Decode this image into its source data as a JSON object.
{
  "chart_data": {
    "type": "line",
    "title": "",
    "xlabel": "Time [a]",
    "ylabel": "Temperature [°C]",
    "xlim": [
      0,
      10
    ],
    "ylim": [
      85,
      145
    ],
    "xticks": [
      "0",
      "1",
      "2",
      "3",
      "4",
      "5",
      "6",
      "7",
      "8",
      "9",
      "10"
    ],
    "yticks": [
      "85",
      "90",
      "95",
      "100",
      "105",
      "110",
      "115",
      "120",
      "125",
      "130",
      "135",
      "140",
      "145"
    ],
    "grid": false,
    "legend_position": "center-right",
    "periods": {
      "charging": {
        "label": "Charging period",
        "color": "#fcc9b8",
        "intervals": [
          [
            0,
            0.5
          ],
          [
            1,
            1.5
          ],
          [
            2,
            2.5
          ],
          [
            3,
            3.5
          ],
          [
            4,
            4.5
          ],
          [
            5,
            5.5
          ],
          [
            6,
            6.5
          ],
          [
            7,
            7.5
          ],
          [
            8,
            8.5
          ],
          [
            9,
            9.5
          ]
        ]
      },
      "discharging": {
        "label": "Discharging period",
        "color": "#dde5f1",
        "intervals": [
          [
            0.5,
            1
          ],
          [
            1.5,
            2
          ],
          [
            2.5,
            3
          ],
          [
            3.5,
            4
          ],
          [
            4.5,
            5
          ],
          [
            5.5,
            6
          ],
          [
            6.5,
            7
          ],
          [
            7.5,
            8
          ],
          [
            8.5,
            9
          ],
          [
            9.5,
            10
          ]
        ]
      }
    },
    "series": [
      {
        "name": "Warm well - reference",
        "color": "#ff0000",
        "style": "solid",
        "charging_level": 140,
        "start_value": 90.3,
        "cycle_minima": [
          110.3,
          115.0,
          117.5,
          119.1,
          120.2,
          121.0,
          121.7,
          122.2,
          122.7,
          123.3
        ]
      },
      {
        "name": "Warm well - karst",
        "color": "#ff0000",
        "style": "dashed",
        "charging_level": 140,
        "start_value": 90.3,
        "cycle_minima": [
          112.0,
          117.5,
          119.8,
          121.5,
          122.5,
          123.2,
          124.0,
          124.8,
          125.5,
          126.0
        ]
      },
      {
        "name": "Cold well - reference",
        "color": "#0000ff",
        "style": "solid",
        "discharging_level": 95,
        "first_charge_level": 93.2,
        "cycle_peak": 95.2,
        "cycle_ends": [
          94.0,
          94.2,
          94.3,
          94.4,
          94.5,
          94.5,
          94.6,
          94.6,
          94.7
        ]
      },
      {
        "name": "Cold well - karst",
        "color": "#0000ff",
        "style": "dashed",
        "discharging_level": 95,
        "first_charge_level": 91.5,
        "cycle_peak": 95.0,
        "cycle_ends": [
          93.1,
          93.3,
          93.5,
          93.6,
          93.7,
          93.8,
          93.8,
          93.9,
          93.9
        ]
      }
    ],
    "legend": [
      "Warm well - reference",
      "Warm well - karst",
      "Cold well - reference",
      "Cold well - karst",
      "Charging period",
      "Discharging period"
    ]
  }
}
*-*-*
Aim of the exercise: Repeat each of the entries above precisely as given.

Response to the task:
Decode this image into its source data as a JSON object.
{
  "chart_data": {
    "type": "line",
    "title": "",
    "xlabel": "Time [a]",
    "ylabel": "Temperature [°C]",
    "xlim": [
      0,
      10
    ],
    "ylim": [
      85,
      145
    ],
    "xticks": [
      "0",
      "1",
      "2",
      "3",
      "4",
      "5",
      "6",
      "7",
      "8",
      "9",
      "10"
    ],
    "yticks": [
      "85",
      "90",
      "95",
      "100",
      "105",
      "110",
      "115",
      "120",
      "125",
      "130",
      "135",
      "140",
      "145"
    ],
    "grid": false,
    "legend_position": "center-right",
    "periods": {
      "charging": {
        "label": "Charging period",
        "color": "#fcc9b8",
        "intervals": [
          [
            0,
            0.5
          ],
          [
            1,
            1.5
          ],
          [
            2,
            2.5
          ],
          [
            3,
            3.5
          ],
          [
            4,
            4.5
          ],
          [
            5,
            5.5
          ],
          [
            6,
            6.5
          ],
          [
            7,
            7.5
          ],
          [
            8,
            8.5
          ],
          [
            9,
            9.5
          ]
        ]
      },
      "discharging": {
        "label": "Discharging period",
        "color": "#dde5f1",
        "intervals": [
          [
            0.5,
            1
          ],
          [
            1.5,
            2
          ],
          [
            2.5,
            3
          ],
          [
            3.5,
            4
          ],
          [
            4.5,
            5
          ],
          [
            5.5,
            6
          ],
          [
            6.5,
            7
          ],
          [
            7.5,
            8
          ],
          [
            8.5,
            9
          ],
          [
            9.5,
            10
          ]
        ]
      }
    },
    "series": [
      {
        "name": "Warm well - reference",
        "color": "#ff0000",
        "style": "solid",
        "charging_level": 140,
        "start_value": 90.3,
        "cycle_minima": [
          110.3,
          115.0,
          117.5,
          119.1,
          120.2,
          121.0,
          121.7,
          122.2,
          122.7,
          123.3
        ]
      },
      {
        "name": "Warm well - karst",
        "color": "#ff0000",
        "style": "dashed",
        "charging_level": 140,
        "start_value": 90.3,
        "cycle_minima": [
          112.0,
          117.5,
          119.8,
          121.5,
          122.5,
          123.2,
          124.0,
          124.8,
          125.5,
          126.0
        ]
      },
      {
        "name": "Cold well - reference",
        "color": "#0000ff",
        "style": "solid",
        "discharging_level": 95,
        "first_charge_level": 93.2,
        "cycle_peak": 95.2,
        "cycle_ends": [
          94.0,
          94.2,
          94.3,
          94.4,
          94.5,
          94.5,
          94.6,
          94.6,
          94.7
        ]
      },
      {
        "name": "Cold well - karst",
        "color": "#0000ff",
        "style": "dashed",
        "discharging_level": 95,
        "first_charge_level": 91.5,
        "cycle_peak": 95.0,
        "cycle_ends": [
          93.1,
          93.3,
          93.5,
          93.6,
          93.7,
          93.8,
          93.8,
          93.9,
          93.9
        ]
      }
    ],
    "legend": [
      "Warm well - reference",
      "Warm well - karst",
      "Cold well - reference",
      "Cold well - karst",
      "Charging period",
      "Discharging period"
    ]
  }
}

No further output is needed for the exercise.